§ **Stated goal**
Restate all the material verbatim, except for the pictures.

§ **Records shown**
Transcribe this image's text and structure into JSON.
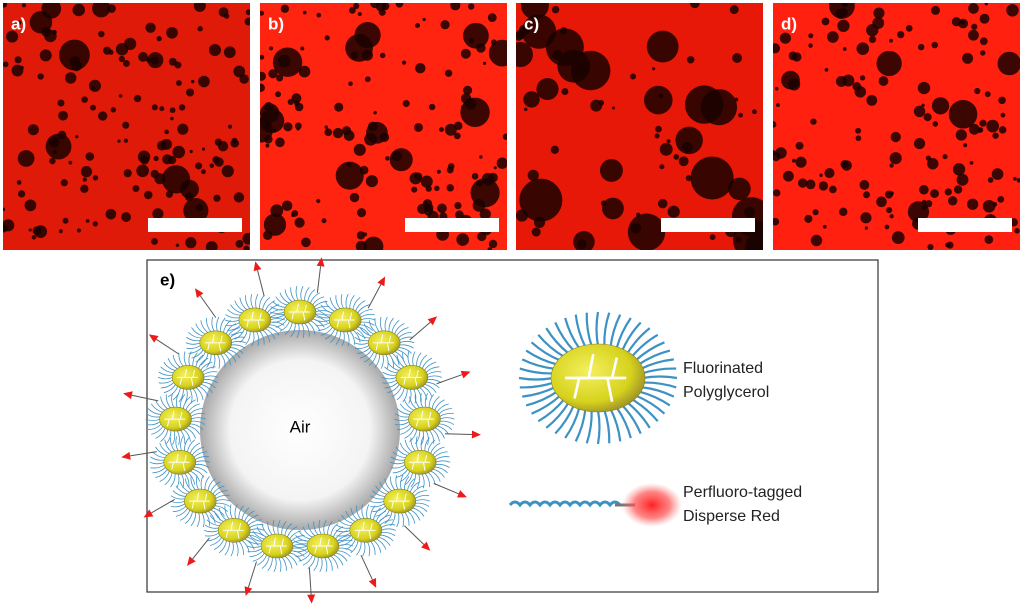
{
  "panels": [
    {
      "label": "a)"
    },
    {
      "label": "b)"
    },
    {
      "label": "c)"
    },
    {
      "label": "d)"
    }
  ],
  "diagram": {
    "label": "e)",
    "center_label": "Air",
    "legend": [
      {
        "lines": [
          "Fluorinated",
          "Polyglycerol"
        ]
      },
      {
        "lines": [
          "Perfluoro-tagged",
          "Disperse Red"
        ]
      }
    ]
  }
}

§ **Written answer**
Transcribe this image's text and structure into JSON.
{
  "panels": [
    {
      "label": "a)"
    },
    {
      "label": "b)"
    },
    {
      "label": "c)"
    },
    {
      "label": "d)"
    }
  ],
  "diagram": {
    "label": "e)",
    "center_label": "Air",
    "legend": [
      {
        "lines": [
          "Fluorinated",
          "Polyglycerol"
        ]
      },
      {
        "lines": [
          "Perfluoro-tagged",
          "Disperse Red"
        ]
      }
    ]
  }
}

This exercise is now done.